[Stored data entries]
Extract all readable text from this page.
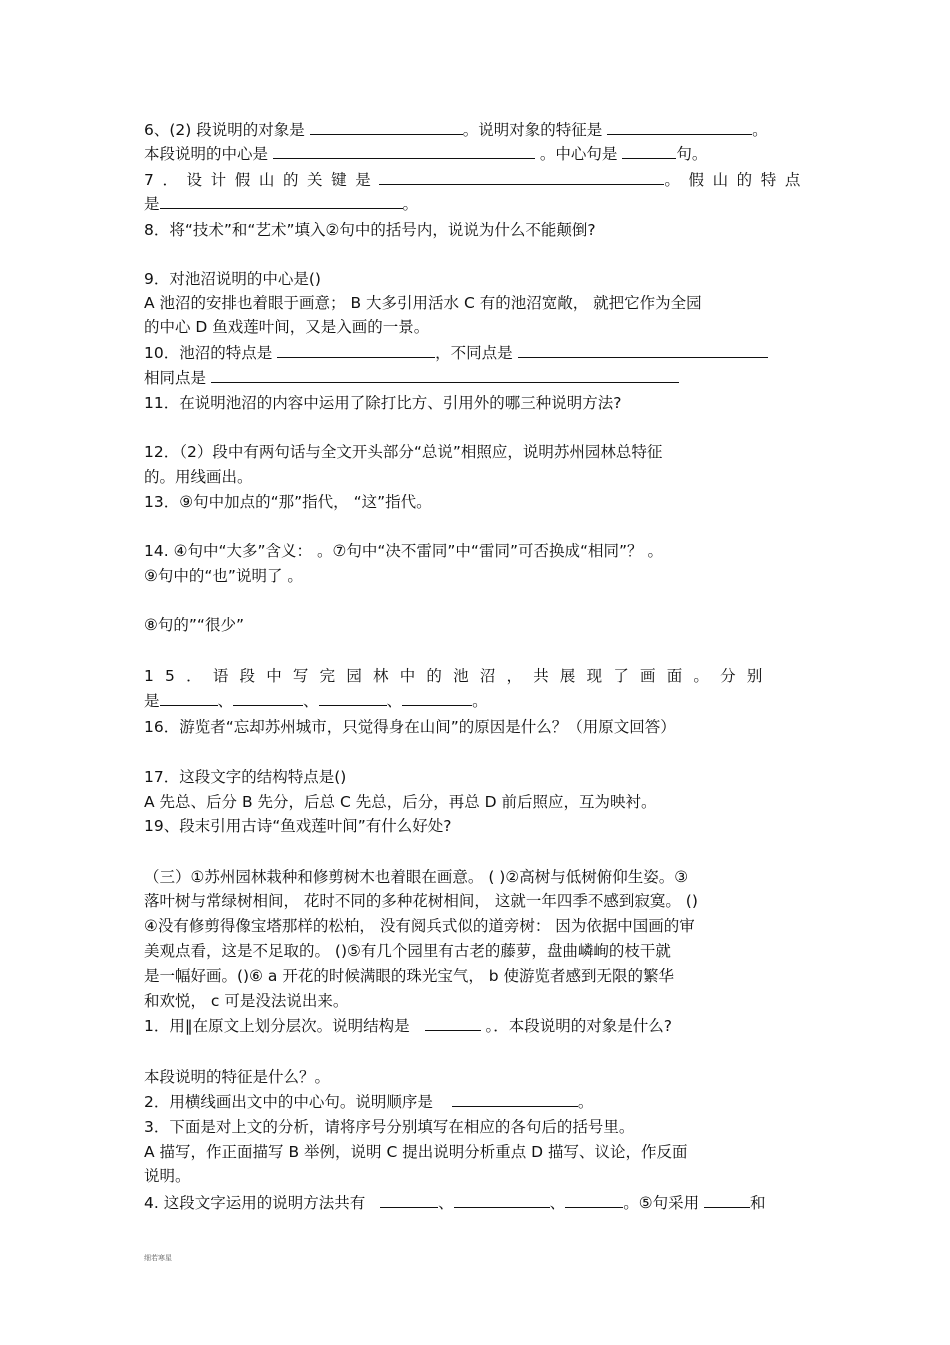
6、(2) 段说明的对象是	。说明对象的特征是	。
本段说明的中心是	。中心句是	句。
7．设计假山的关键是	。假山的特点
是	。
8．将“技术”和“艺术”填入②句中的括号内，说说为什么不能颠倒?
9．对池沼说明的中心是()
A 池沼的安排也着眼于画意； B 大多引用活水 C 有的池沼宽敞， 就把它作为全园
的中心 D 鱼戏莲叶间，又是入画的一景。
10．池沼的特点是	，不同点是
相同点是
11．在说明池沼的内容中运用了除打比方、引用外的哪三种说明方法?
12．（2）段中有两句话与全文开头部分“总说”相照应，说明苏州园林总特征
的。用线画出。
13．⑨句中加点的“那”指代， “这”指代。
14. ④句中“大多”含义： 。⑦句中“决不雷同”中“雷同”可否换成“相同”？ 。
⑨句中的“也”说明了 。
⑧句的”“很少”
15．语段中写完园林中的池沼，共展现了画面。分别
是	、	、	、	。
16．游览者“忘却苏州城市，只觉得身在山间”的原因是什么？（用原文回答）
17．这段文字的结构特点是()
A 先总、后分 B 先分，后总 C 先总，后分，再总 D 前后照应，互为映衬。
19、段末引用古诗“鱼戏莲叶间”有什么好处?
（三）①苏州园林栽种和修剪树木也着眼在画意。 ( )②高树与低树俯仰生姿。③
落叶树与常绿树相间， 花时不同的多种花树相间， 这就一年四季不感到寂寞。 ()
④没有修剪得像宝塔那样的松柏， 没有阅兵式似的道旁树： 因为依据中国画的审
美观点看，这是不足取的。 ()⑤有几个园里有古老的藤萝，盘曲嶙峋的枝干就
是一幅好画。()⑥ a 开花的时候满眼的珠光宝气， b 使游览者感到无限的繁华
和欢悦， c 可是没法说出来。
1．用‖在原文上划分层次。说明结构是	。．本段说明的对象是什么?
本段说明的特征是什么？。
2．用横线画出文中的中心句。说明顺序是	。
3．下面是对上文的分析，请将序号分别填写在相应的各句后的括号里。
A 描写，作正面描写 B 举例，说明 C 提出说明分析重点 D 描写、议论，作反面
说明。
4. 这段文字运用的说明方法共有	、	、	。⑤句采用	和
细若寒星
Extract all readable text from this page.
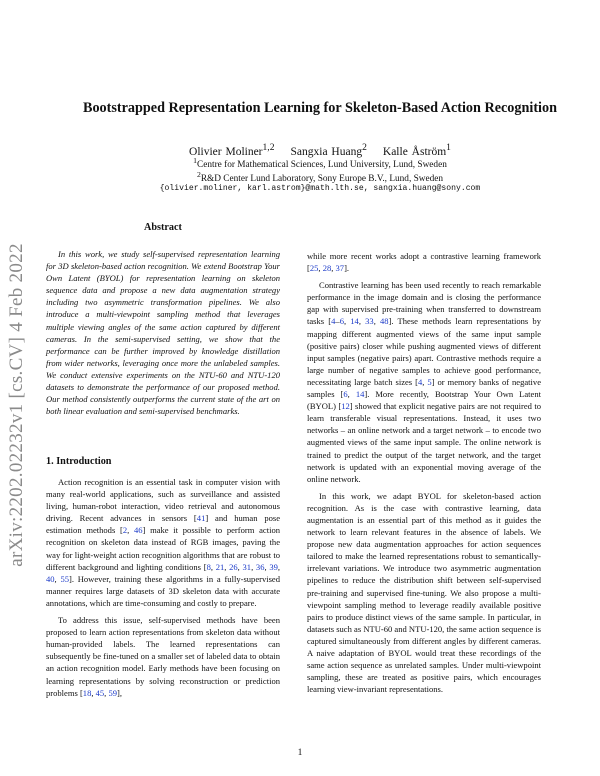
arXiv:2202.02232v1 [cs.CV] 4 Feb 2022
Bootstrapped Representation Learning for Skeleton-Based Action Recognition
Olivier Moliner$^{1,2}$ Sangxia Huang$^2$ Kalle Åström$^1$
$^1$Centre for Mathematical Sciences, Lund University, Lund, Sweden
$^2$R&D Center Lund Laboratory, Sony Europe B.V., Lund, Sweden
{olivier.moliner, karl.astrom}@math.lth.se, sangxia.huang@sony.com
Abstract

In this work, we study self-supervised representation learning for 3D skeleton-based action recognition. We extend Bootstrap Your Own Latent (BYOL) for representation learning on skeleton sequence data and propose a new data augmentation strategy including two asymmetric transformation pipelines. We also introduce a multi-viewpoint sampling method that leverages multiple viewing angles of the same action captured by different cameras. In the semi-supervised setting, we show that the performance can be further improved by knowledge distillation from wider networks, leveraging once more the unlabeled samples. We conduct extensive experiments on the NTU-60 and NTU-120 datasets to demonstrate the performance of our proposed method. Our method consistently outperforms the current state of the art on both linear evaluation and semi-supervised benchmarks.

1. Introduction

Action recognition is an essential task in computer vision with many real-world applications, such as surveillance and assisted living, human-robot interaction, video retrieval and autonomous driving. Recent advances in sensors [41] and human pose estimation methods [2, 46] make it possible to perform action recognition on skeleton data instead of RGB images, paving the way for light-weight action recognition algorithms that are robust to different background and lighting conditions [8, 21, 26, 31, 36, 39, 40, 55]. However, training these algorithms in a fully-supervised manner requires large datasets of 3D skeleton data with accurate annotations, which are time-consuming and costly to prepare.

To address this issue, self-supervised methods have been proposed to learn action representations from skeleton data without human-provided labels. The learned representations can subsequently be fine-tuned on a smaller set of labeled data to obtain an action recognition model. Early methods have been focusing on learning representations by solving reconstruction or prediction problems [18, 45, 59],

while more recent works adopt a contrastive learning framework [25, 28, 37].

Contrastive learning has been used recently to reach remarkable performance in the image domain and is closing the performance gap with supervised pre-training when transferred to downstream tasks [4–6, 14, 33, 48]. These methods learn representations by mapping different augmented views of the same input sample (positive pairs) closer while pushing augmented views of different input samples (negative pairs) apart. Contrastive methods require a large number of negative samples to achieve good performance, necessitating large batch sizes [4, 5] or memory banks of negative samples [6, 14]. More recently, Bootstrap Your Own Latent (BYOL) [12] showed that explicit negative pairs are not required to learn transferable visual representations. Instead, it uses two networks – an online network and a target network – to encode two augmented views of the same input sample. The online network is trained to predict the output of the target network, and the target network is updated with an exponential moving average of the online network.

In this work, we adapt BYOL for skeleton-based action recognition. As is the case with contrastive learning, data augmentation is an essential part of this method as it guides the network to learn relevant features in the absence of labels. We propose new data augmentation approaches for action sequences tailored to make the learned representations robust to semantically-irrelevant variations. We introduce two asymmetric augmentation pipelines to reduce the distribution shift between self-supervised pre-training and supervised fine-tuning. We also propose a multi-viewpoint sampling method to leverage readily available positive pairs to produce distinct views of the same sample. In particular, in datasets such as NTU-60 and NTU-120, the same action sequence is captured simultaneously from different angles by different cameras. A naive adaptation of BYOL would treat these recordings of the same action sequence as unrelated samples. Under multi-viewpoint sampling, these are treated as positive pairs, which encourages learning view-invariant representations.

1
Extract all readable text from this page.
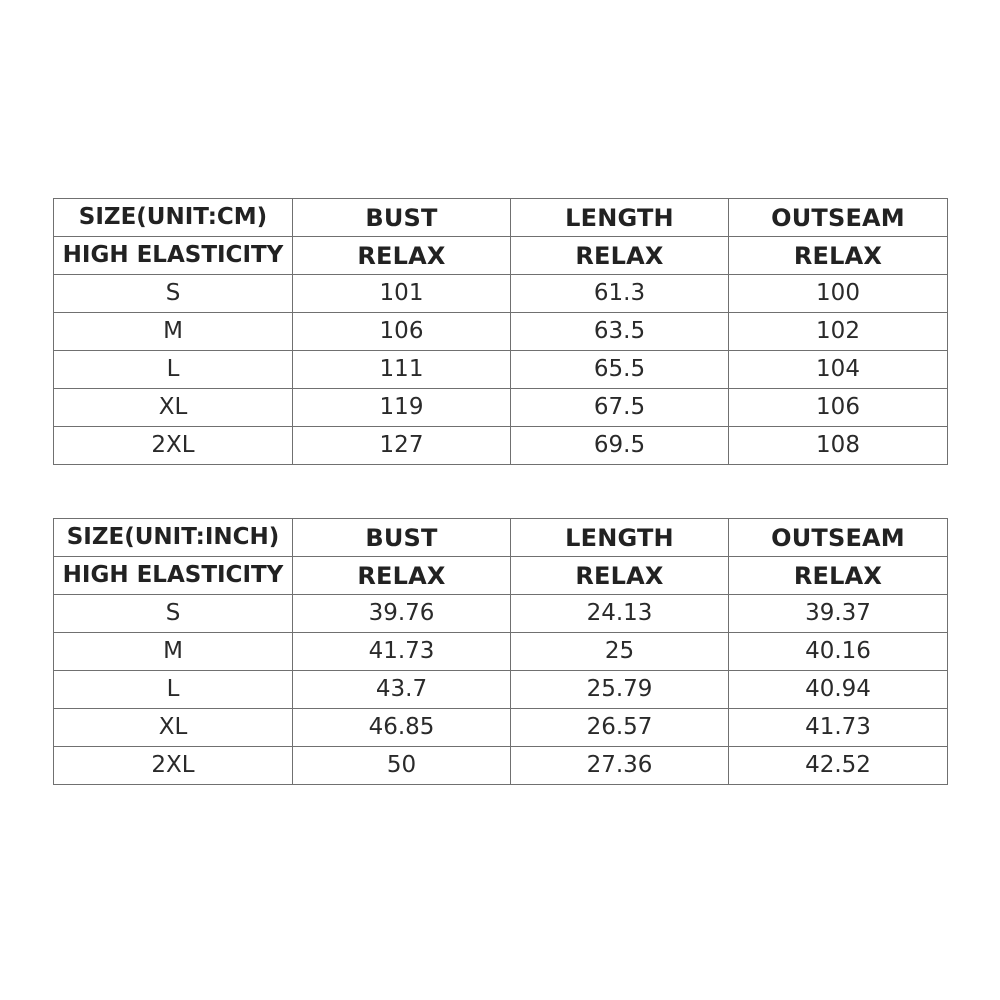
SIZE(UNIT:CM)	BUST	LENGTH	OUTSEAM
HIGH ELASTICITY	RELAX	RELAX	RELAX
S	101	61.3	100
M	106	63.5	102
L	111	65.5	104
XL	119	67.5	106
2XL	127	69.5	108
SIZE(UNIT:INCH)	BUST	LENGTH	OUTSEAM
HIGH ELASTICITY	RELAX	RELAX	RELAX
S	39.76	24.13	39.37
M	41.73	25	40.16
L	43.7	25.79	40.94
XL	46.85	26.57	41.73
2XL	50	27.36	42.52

▶ [WHAT YOU ARE ASKED TO DO] Copy every line of the data exactly as written, excluding the pictures.

▶ [WRITTEN ANSWER]
Extract all readable text from this page.
6、(2) 段说明的对象是	。说明对象的特征是	。
本段说明的中心是	。中心句是	句。
7．设计假山的关键是	。假山的特点
是	。
8．将“技术”和“艺术”填入②句中的括号内，说说为什么不能颠倒?
9．对池沼说明的中心是()
A 池沼的安排也着眼于画意； B 大多引用活水 C 有的池沼宽敞， 就把它作为全园
的中心 D 鱼戏莲叶间，又是入画的一景。
10．池沼的特点是	，不同点是
相同点是
11．在说明池沼的内容中运用了除打比方、引用外的哪三种说明方法?
12．（2）段中有两句话与全文开头部分“总说”相照应，说明苏州园林总特征
的。用线画出。
13．⑨句中加点的“那”指代， “这”指代。
14. ④句中“大多”含义： 。⑦句中“决不雷同”中“雷同”可否换成“相同”？ 。
⑨句中的“也”说明了 。
⑧句的”“很少”
15．语段中写完园林中的池沼，共展现了画面。分别
是	、	、	、	。
16．游览者“忘却苏州城市，只觉得身在山间”的原因是什么？（用原文回答）
17．这段文字的结构特点是()
A 先总、后分 B 先分，后总 C 先总，后分，再总 D 前后照应，互为映衬。
19、段末引用古诗“鱼戏莲叶间”有什么好处?
（三）①苏州园林栽种和修剪树木也着眼在画意。 ( )②高树与低树俯仰生姿。③
落叶树与常绿树相间， 花时不同的多种花树相间， 这就一年四季不感到寂寞。 ()
④没有修剪得像宝塔那样的松柏， 没有阅兵式似的道旁树： 因为依据中国画的审
美观点看，这是不足取的。 ()⑤有几个园里有古老的藤萝，盘曲嶙峋的枝干就
是一幅好画。()⑥ a 开花的时候满眼的珠光宝气， b 使游览者感到无限的繁华
和欢悦， c 可是没法说出来。
1．用‖在原文上划分层次。说明结构是	。．本段说明的对象是什么?
本段说明的特征是什么？。
2．用横线画出文中的中心句。说明顺序是	。
3．下面是对上文的分析，请将序号分别填写在相应的各句后的括号里。
A 描写，作正面描写 B 举例，说明 C 提出说明分析重点 D 描写、议论，作反面
说明。
4. 这段文字运用的说明方法共有	、	、	。⑤句采用	和
细若寒星
Extract all readable text from this page.
arXiv:2202.02232v1 [cs.CV] 4 Feb 2022
Bootstrapped Representation Learning for Skeleton-Based Action Recognition
Olivier Moliner$^{1,2}$ Sangxia Huang$^2$ Kalle Åström$^1$
$^1$Centre for Mathematical Sciences, Lund University, Lund, Sweden
$^2$R&D Center Lund Laboratory, Sony Europe B.V., Lund, Sweden
{olivier.moliner, karl.astrom}@math.lth.se, sangxia.huang@sony.com
Abstract

In this work, we study self-supervised representation learning for 3D skeleton-based action recognition. We extend Bootstrap Your Own Latent (BYOL) for representation learning on skeleton sequence data and propose a new data augmentation strategy including two asymmetric transformation pipelines. We also introduce a multi-viewpoint sampling method that leverages multiple viewing angles of the same action captured by different cameras. In the semi-supervised setting, we show that the performance can be further improved by knowledge distillation from wider networks, leveraging once more the unlabeled samples. We conduct extensive experiments on the NTU-60 and NTU-120 datasets to demonstrate the performance of our proposed method. Our method consistently outperforms the current state of the art on both linear evaluation and semi-supervised benchmarks.

1. Introduction

Action recognition is an essential task in computer vision with many real-world applications, such as surveillance and assisted living, human-robot interaction, video retrieval and autonomous driving. Recent advances in sensors [41] and human pose estimation methods [2, 46] make it possible to perform action recognition on skeleton data instead of RGB images, paving the way for light-weight action recognition algorithms that are robust to different background and lighting conditions [8, 21, 26, 31, 36, 39, 40, 55]. However, training these algorithms in a fully-supervised manner requires large datasets of 3D skeleton data with accurate annotations, which are time-consuming and costly to prepare.

To address this issue, self-supervised methods have been proposed to learn action representations from skeleton data without human-provided labels. The learned representations can subsequently be fine-tuned on a smaller set of labeled data to obtain an action recognition model. Early methods have been focusing on learning representations by solving reconstruction or prediction problems [18, 45, 59],

while more recent works adopt a contrastive learning framework [25, 28, 37].

Contrastive learning has been used recently to reach remarkable performance in the image domain and is closing the performance gap with supervised pre-training when transferred to downstream tasks [4–6, 14, 33, 48]. These methods learn representations by mapping different augmented views of the same input sample (positive pairs) closer while pushing augmented views of different input samples (negative pairs) apart. Contrastive methods require a large number of negative samples to achieve good performance, necessitating large batch sizes [4, 5] or memory banks of negative samples [6, 14]. More recently, Bootstrap Your Own Latent (BYOL) [12] showed that explicit negative pairs are not required to learn transferable visual representations. Instead, it uses two networks – an online network and a target network – to encode two augmented views of the same input sample. The online network is trained to predict the output of the target network, and the target network is updated with an exponential moving average of the online network.

In this work, we adapt BYOL for skeleton-based action recognition. As is the case with contrastive learning, data augmentation is an essential part of this method as it guides the network to learn relevant features in the absence of labels. We propose new data augmentation approaches for action sequences tailored to make the learned representations robust to semantically-irrelevant variations. We introduce two asymmetric augmentation pipelines to reduce the distribution shift between self-supervised pre-training and supervised fine-tuning. We also propose a multi-viewpoint sampling method to leverage readily available positive pairs to produce distinct views of the same sample. In particular, in datasets such as NTU-60 and NTU-120, the same action sequence is captured simultaneously from different angles by different cameras. A naive adaptation of BYOL would treat these recordings of the same action sequence as unrelated samples. Under multi-viewpoint sampling, these are treated as positive pairs, which encourages learning view-invariant representations.

1
Extract all readable text from this page.
SIZE(UNIT:CM)	BUST	LENGTH	OUTSEAM
HIGH ELASTICITY	RELAX	RELAX	RELAX
S	101	61.3	100
M	106	63.5	102
L	111	65.5	104
XL	119	67.5	106
2XL	127	69.5	108
SIZE(UNIT:INCH)	BUST	LENGTH	OUTSEAM
HIGH ELASTICITY	RELAX	RELAX	RELAX
S	39.76	24.13	39.37
M	41.73	25	40.16
L	43.7	25.79	40.94
XL	46.85	26.57	41.73
2XL	50	27.36	42.52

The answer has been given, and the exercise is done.